╭──
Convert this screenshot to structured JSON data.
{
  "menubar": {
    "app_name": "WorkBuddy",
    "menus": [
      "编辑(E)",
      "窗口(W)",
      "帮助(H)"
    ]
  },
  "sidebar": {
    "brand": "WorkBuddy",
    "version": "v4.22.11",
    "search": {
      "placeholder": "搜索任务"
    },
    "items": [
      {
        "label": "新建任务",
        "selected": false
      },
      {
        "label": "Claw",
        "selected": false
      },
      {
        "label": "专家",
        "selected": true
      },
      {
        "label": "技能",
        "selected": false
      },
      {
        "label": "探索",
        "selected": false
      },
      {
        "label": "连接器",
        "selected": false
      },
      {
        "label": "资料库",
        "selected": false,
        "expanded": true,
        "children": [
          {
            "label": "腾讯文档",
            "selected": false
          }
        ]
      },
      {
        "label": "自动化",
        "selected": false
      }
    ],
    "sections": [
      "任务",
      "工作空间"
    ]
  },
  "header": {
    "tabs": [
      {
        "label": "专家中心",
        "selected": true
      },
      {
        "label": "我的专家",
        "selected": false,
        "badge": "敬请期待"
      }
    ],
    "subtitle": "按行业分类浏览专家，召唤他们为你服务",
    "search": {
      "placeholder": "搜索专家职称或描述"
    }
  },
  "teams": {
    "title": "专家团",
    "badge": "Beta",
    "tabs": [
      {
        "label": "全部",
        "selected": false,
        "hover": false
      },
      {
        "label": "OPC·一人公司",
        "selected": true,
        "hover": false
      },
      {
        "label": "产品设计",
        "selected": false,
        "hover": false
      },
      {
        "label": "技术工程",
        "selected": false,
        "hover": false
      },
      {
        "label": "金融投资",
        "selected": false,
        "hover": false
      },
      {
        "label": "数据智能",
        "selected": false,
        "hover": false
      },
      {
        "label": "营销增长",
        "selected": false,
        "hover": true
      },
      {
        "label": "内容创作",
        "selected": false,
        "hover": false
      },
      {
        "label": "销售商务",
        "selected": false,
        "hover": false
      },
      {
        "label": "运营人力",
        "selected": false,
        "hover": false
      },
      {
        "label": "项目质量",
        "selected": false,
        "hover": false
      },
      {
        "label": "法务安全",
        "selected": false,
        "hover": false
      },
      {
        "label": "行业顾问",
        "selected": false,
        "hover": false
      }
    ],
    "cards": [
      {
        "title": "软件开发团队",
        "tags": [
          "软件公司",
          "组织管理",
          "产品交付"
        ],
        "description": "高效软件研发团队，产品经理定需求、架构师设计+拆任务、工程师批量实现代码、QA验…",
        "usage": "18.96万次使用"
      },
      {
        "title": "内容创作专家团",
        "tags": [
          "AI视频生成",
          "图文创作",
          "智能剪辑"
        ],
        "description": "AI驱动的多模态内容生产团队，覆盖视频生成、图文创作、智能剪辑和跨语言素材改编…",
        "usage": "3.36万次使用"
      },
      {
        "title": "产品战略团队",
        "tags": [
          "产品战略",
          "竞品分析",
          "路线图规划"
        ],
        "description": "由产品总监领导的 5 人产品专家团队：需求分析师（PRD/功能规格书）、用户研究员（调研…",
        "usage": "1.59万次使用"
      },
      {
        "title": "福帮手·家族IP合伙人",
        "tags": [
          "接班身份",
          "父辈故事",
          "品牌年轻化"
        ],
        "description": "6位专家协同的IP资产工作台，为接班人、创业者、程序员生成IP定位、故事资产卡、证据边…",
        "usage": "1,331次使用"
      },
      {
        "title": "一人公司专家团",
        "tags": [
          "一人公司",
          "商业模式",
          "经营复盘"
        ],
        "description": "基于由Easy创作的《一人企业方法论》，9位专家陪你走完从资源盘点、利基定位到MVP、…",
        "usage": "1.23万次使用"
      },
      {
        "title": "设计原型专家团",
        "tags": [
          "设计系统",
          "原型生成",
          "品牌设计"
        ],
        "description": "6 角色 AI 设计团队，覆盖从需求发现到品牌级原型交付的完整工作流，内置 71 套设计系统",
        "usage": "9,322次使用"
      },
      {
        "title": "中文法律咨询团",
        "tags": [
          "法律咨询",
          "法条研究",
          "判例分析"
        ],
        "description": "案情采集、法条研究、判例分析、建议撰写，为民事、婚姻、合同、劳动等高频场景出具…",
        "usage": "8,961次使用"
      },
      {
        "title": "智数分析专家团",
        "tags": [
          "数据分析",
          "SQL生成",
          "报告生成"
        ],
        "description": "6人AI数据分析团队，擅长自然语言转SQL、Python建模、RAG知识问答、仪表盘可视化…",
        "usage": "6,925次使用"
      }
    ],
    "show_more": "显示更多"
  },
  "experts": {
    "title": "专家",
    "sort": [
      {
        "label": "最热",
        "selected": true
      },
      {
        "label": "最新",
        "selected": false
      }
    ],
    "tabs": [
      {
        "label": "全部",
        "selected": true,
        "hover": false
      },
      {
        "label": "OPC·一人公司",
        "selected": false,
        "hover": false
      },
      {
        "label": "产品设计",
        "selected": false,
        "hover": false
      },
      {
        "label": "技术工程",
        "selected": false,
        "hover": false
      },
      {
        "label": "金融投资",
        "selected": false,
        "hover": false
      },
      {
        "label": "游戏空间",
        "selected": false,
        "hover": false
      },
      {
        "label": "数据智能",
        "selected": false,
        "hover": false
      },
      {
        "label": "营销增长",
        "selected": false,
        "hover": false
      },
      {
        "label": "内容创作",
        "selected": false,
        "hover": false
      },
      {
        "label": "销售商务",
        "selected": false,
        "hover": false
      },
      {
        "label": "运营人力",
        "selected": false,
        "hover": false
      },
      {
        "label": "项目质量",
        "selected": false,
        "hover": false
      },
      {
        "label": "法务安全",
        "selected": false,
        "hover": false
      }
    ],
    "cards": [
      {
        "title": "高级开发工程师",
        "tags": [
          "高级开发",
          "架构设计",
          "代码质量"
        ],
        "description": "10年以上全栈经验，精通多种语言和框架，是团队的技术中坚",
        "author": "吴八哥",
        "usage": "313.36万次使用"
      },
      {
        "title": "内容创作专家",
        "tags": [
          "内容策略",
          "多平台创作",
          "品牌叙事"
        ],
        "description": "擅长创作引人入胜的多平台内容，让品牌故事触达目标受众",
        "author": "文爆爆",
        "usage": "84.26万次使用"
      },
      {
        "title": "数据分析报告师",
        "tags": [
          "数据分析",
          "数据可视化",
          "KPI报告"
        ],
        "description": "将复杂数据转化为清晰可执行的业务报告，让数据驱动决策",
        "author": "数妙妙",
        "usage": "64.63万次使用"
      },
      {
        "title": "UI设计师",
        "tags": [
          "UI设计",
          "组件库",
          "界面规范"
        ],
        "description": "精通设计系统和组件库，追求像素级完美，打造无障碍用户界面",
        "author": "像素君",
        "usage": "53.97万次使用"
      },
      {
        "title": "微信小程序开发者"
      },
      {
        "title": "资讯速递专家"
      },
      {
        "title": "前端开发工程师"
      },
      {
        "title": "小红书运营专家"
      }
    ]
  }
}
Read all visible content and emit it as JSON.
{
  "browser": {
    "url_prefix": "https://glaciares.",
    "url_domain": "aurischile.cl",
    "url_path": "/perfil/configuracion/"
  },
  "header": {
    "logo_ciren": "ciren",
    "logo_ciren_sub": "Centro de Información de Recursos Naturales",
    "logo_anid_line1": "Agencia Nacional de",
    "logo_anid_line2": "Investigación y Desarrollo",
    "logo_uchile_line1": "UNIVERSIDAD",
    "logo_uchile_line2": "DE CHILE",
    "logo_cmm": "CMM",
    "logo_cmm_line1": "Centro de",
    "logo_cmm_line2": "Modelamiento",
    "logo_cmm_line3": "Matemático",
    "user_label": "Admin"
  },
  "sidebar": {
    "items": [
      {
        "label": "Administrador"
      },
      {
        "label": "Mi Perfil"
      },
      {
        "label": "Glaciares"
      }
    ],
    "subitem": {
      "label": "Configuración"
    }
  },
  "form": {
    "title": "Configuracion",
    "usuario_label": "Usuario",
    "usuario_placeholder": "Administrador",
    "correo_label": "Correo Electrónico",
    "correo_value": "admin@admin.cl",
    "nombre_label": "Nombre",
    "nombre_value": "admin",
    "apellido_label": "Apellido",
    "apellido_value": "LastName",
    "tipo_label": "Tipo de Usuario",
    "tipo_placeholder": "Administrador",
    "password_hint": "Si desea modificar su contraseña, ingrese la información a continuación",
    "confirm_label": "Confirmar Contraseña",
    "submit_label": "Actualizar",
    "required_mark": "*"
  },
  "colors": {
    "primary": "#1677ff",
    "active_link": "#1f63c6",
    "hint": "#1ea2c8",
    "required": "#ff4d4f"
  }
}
╰──
STATED PROBLEM
Go through the material and select each line with the string "WorkBuddy" in it.

RESULT OF THE TASK
    "app_name": "WorkBuddy",
    "brand": "WorkBuddy",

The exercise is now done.